--- PROVIDED TEXT ---

Two hundred and twenty tales from medieval Japan--tales that welcome us into a fabulous faraway world populated by saints, scoundrels, ghosts, magical healers, and a vast assortment of deities and... This description may be from another edition of this product.

Customer Reviews

4 ratings

A collection of 220 folk tales from old Japan

"Japanese Tales" is probably the best collection of Japanese folk tales available. Every conceivable piece of folk lore is packed in this book, categorized and deftly translated into English. A host of monsters, ghosts, demons and heroes are packed in tightly, their stories waiting to be discovered.Of course, with 220 stories in one volume, some of the stories are very short indeed, lasting a half-page at best. Many are just the right size for a child's bedtime story. Some of the stories are longer, but I don't think any of them run over 2 or 3 pages. Some stories have a moral, or tell a cautionary tale, while many are merely there to entertain, frighten or amuse.As interesting as the book itself is the author's introduction, a 35 page quick course on Japanese folklore and mythology. In it, he outlines some fundamental themes as well as showing the logic behind his categorizing of the stories.An excellent book, belong on the shelf of anyone with an interest in Japanese folklore.

--- INFORMATION PROVIDED ---

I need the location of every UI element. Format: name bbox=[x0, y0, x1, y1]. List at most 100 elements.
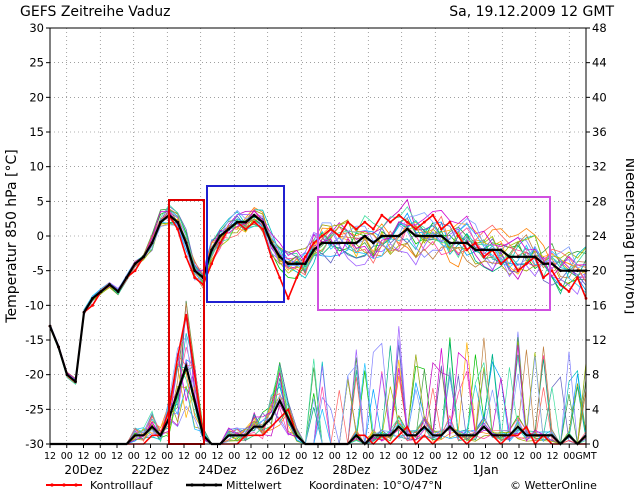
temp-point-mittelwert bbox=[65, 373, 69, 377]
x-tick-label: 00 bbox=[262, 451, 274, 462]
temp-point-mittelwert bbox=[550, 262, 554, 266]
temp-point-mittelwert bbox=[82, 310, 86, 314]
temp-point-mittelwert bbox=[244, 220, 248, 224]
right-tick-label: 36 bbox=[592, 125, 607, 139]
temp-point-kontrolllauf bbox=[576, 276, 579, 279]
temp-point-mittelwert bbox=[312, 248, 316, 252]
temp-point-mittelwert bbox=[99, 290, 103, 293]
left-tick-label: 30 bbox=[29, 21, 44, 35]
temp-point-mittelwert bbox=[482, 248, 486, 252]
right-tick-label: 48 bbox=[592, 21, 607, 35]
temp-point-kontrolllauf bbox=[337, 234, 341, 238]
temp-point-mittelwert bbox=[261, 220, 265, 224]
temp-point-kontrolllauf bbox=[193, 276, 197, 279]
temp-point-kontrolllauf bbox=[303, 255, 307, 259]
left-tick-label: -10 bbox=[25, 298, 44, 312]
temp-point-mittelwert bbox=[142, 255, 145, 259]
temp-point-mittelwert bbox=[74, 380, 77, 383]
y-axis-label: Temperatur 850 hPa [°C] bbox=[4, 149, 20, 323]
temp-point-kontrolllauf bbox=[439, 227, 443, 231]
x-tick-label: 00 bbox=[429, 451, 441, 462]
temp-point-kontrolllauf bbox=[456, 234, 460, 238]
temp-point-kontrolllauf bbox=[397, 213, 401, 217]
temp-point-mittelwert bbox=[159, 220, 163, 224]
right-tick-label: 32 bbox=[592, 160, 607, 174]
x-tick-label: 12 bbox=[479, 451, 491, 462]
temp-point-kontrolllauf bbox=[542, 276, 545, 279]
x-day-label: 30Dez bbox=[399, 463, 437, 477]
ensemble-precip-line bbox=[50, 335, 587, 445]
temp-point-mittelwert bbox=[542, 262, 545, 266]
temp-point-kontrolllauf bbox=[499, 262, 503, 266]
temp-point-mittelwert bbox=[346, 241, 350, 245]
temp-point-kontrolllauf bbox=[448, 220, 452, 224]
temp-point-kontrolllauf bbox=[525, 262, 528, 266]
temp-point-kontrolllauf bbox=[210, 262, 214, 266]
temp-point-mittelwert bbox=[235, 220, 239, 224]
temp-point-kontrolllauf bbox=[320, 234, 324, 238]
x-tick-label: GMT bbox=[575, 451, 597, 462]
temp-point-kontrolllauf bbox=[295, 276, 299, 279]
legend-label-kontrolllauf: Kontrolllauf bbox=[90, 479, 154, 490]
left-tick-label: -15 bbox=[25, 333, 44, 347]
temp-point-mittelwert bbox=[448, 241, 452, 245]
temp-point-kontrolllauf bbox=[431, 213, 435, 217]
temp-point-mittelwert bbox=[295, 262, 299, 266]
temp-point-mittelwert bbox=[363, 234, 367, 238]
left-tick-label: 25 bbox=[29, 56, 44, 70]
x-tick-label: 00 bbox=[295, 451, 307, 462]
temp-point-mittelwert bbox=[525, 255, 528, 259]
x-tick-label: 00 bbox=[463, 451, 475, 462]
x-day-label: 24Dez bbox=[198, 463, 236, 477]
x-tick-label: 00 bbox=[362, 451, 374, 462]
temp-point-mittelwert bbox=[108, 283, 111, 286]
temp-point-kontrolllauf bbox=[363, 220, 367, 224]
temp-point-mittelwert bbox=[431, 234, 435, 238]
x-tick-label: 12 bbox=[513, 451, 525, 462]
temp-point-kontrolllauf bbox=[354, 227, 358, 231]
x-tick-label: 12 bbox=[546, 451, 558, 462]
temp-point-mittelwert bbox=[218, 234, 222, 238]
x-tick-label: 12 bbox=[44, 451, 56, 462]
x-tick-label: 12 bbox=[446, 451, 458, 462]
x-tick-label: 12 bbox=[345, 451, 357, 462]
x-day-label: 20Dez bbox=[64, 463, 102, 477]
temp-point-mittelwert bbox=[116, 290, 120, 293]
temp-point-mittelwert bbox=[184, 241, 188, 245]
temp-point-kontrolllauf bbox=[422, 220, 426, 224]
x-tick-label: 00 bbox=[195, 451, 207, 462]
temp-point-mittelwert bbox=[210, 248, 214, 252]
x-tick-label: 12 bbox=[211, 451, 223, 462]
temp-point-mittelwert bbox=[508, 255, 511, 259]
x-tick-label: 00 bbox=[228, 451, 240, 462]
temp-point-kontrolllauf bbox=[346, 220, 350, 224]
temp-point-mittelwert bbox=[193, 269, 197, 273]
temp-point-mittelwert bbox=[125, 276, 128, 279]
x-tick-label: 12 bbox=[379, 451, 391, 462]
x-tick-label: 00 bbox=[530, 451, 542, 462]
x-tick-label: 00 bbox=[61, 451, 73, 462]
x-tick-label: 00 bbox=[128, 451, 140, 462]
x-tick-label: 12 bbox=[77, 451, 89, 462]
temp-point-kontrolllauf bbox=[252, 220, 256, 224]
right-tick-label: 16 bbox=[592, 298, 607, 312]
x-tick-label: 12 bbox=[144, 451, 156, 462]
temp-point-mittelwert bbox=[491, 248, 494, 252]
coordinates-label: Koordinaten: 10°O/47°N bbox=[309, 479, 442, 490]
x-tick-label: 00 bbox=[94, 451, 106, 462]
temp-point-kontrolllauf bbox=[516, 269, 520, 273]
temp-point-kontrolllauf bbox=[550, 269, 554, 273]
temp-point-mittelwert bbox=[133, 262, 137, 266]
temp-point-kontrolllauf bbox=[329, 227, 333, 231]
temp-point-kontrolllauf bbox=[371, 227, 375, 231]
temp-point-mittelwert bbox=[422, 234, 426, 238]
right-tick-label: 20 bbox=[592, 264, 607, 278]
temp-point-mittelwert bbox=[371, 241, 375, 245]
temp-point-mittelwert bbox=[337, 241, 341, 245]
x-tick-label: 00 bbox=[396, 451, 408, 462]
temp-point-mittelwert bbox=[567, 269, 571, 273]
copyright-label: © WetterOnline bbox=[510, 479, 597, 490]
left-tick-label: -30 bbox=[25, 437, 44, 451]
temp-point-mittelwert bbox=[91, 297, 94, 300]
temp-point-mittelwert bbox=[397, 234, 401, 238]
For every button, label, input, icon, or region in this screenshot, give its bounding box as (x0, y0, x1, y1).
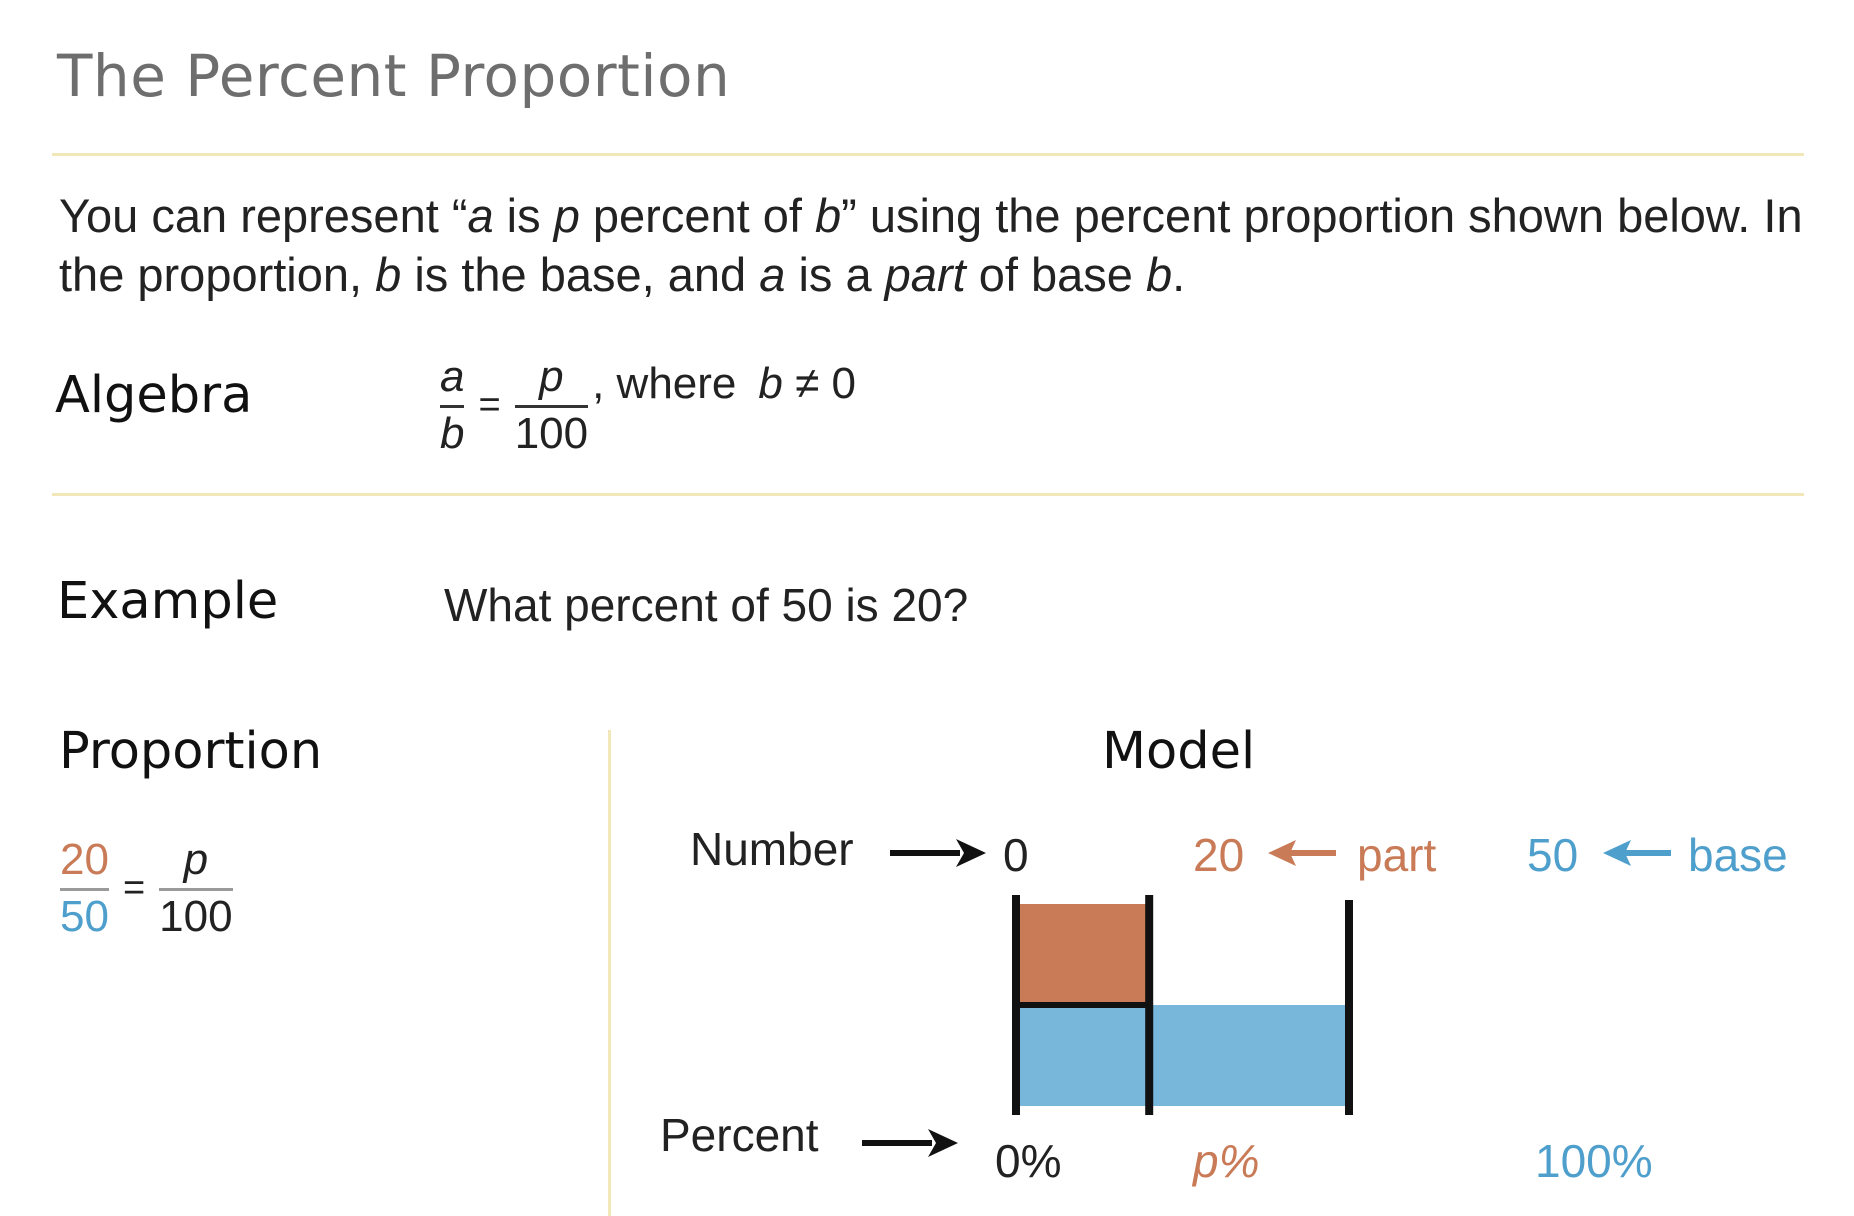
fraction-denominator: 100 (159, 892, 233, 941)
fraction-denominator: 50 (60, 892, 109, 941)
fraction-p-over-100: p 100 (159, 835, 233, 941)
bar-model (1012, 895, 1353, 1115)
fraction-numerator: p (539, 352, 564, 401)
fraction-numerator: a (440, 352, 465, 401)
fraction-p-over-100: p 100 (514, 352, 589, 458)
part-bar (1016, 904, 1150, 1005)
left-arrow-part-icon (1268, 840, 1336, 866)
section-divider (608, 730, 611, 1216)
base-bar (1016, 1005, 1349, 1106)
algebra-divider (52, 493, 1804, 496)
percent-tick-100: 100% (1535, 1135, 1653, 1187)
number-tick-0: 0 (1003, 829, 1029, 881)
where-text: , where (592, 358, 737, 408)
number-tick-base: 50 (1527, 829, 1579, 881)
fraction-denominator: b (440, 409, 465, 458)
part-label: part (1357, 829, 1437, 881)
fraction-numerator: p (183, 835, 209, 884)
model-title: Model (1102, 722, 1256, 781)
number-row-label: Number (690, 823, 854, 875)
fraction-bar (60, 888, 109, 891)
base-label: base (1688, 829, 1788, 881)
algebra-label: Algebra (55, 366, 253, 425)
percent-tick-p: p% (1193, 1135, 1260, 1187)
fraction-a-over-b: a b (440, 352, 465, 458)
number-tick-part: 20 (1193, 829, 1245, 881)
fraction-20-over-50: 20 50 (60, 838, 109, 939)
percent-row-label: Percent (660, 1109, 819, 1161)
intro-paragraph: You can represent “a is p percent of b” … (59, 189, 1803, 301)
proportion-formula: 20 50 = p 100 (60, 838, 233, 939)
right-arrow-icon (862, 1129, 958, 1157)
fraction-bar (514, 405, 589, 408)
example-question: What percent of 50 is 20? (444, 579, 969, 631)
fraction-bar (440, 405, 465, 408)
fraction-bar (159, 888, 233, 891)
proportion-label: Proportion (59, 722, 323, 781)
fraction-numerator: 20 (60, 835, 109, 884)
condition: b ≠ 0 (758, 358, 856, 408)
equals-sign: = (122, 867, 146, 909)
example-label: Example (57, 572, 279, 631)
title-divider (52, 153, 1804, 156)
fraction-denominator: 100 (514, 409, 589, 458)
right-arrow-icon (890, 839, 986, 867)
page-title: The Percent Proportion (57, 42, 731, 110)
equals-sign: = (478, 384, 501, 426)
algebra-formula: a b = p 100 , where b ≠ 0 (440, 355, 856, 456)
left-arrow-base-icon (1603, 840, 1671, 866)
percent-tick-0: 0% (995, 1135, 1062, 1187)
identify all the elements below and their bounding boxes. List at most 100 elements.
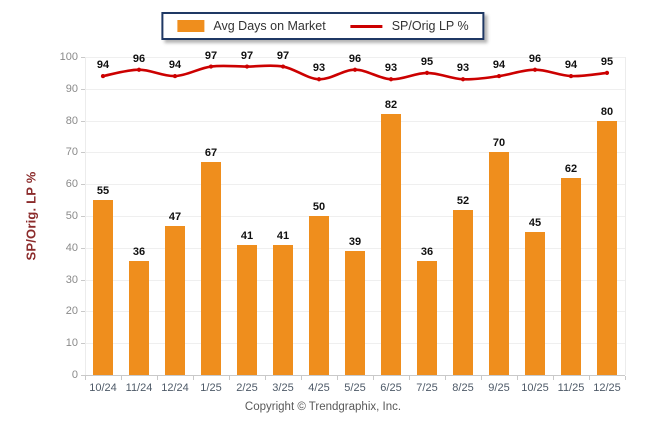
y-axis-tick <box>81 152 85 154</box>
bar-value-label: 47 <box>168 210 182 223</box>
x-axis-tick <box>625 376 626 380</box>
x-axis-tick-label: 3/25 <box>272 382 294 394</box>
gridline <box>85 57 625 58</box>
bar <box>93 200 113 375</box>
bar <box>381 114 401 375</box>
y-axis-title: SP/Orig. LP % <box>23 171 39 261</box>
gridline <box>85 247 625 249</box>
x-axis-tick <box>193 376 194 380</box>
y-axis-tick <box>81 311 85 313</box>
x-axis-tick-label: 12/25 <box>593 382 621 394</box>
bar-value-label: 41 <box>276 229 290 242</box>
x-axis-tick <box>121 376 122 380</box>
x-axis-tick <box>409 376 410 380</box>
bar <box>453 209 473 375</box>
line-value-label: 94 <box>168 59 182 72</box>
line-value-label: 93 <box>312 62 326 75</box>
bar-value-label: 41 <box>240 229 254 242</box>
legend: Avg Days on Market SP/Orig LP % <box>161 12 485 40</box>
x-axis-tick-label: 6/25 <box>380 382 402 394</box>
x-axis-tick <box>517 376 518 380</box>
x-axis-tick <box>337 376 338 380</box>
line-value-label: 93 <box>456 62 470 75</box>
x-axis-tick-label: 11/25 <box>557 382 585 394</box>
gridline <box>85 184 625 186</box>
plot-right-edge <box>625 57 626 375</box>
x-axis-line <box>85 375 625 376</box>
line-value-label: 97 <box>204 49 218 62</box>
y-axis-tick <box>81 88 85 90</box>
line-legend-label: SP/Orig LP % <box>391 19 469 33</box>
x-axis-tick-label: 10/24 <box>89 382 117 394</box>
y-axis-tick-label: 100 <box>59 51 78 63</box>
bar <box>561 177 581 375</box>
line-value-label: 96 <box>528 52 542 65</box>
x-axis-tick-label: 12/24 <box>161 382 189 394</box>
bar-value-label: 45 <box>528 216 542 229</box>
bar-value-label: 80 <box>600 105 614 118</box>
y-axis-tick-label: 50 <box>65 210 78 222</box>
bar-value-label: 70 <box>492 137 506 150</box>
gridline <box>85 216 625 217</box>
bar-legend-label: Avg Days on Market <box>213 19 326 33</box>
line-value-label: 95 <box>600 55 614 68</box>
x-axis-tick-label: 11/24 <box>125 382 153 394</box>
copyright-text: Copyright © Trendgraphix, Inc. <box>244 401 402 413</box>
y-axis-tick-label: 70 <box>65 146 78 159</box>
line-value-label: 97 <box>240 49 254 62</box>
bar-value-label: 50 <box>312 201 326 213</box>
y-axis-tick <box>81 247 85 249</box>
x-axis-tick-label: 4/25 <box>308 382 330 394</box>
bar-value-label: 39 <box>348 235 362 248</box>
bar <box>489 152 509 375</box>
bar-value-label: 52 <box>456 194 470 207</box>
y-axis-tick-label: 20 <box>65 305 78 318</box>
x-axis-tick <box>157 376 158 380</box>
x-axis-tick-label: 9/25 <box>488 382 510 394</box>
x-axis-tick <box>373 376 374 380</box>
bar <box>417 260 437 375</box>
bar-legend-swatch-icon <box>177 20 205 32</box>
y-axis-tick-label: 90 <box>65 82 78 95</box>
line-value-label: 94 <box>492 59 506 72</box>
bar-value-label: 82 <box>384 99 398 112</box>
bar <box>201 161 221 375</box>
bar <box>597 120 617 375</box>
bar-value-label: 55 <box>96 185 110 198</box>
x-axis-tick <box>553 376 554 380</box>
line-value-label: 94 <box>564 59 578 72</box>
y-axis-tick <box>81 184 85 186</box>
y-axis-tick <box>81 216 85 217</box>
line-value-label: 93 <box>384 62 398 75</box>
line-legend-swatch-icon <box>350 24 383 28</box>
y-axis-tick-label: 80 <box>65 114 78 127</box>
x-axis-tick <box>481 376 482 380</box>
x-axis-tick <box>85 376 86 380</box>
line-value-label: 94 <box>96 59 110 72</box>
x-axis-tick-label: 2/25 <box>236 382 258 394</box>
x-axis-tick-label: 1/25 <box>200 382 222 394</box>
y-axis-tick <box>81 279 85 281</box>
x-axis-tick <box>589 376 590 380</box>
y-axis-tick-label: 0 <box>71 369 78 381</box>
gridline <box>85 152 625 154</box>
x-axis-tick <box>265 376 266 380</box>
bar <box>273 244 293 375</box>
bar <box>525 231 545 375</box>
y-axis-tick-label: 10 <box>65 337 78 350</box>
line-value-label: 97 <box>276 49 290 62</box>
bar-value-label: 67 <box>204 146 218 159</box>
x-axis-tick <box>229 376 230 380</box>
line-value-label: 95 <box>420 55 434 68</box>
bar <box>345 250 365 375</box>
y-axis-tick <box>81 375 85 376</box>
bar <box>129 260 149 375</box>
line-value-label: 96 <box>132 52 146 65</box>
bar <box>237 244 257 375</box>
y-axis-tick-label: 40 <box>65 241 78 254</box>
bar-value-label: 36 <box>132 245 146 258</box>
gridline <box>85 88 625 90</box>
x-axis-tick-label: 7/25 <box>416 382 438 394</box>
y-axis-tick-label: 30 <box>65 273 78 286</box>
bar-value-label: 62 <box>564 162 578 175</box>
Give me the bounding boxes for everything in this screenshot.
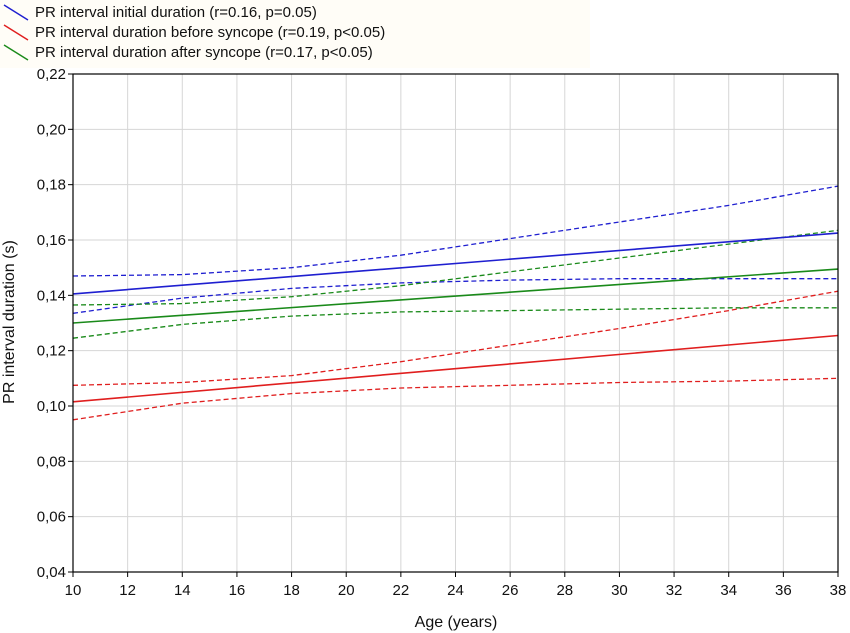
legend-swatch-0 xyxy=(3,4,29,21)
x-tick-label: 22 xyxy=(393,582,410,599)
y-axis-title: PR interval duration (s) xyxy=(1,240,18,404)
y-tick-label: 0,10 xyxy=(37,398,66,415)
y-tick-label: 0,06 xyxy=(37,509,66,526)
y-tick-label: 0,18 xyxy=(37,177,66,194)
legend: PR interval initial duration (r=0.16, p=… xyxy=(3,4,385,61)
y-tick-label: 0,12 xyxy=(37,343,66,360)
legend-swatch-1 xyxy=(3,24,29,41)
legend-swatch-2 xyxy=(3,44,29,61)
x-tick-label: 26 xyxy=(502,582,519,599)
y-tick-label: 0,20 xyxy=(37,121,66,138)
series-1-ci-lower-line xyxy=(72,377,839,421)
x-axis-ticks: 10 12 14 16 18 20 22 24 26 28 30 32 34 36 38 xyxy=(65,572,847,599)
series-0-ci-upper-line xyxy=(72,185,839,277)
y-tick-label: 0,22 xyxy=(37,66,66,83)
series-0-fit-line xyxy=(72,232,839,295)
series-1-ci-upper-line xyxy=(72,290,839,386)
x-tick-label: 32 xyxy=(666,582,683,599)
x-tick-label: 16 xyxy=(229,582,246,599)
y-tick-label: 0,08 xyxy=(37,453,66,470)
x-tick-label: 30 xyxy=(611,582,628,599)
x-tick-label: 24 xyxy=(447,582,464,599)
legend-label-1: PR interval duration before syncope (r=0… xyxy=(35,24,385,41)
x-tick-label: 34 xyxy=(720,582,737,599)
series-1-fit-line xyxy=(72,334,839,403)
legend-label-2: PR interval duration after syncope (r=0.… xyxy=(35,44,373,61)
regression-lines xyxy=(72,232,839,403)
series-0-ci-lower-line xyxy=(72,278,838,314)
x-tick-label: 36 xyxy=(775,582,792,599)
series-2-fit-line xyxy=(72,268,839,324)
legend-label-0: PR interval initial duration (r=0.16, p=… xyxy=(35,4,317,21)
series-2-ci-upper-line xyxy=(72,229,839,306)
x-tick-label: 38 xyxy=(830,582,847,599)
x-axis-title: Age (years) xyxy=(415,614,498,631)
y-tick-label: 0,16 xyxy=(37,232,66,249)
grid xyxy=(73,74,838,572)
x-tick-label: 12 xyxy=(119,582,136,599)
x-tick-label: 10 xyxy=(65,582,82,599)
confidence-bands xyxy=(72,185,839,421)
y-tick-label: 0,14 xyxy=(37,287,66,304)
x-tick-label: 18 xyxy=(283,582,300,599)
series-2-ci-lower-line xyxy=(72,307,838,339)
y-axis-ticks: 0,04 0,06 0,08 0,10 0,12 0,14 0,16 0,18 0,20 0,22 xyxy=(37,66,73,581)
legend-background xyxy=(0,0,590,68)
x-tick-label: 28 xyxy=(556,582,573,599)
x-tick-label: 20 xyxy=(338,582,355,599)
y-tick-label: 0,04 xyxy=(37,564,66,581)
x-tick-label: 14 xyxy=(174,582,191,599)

---

▶ WORK TO COMPLETE
(a) According to the book page, how long is the author's introduction?
(b) On the book page, transcribe the passage starting with "Two hundred and" and going on through "of this product.".
These entries come from a separate source.

▶ RESULTS OF THE EXERCISE
(a) 35 pages

(b)
Two hundred and twenty tales from medieval Japan--tales that welcome us into a fabulous faraway world populated by saints, scoundrels, ghosts, magical healers, and a vast assortment of deities and... This description may be from another edition of this product.